> AVAILABLE DATA:
_ _ _ _ _ _ _

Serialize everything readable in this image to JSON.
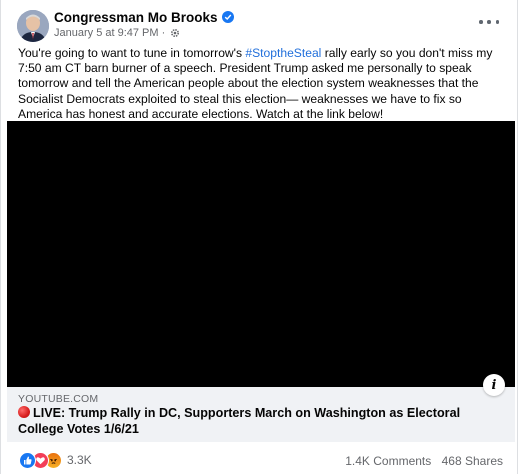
{
  "post": {
    "author": "Congressman Mo Brooks",
    "timestamp": "January 5 at 9:47 PM",
    "separator": "·",
    "text_before": "You're going to want to tune in tomorrow's ",
    "hashtag": "#StoptheSteal",
    "text_after": " rally early so you don't miss my 7:50 am CT barn burner of a speech. President Trump asked me personally to speak tomorrow and tell the American people about the election system weaknesses that the Socialist Democrats exploited to steal this election— weaknesses we have to fix so America has honest and accurate elections. Watch at the link below!"
  },
  "link_preview": {
    "source": "YOUTUBE.COM",
    "title": "LIVE: Trump Rally in DC, Supporters March on Washington as Electoral College Votes 1/6/21",
    "info_label": "i"
  },
  "footer": {
    "reactions": [
      "like-icon",
      "love-icon",
      "angry-icon"
    ],
    "reaction_count": "3.3K",
    "comments": "1.4K Comments",
    "shares": "468 Shares"
  },
  "colors": {
    "accent": "#1877f2",
    "hashtag": "#216fdb",
    "muted": "#65676b",
    "link_bg": "#f0f2f5"
  }
}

_ _ _ _ _ _ _

> EXERCISE GOAL: Ignore the images and quote every line of the listing exactly.

> REPLY:
Serialize everything readable in this image to JSON.
{
  "post": {
    "author": "Congressman Mo Brooks",
    "timestamp": "January 5 at 9:47 PM",
    "separator": "·",
    "text_before": "You're going to want to tune in tomorrow's ",
    "hashtag": "#StoptheSteal",
    "text_after": " rally early so you don't miss my 7:50 am CT barn burner of a speech. President Trump asked me personally to speak tomorrow and tell the American people about the election system weaknesses that the Socialist Democrats exploited to steal this election— weaknesses we have to fix so America has honest and accurate elections. Watch at the link below!"
  },
  "link_preview": {
    "source": "YOUTUBE.COM",
    "title": "LIVE: Trump Rally in DC, Supporters March on Washington as Electoral College Votes 1/6/21",
    "info_label": "i"
  },
  "footer": {
    "reactions": [
      "like-icon",
      "love-icon",
      "angry-icon"
    ],
    "reaction_count": "3.3K",
    "comments": "1.4K Comments",
    "shares": "468 Shares"
  },
  "colors": {
    "accent": "#1877f2",
    "hashtag": "#216fdb",
    "muted": "#65676b",
    "link_bg": "#f0f2f5"
  }
}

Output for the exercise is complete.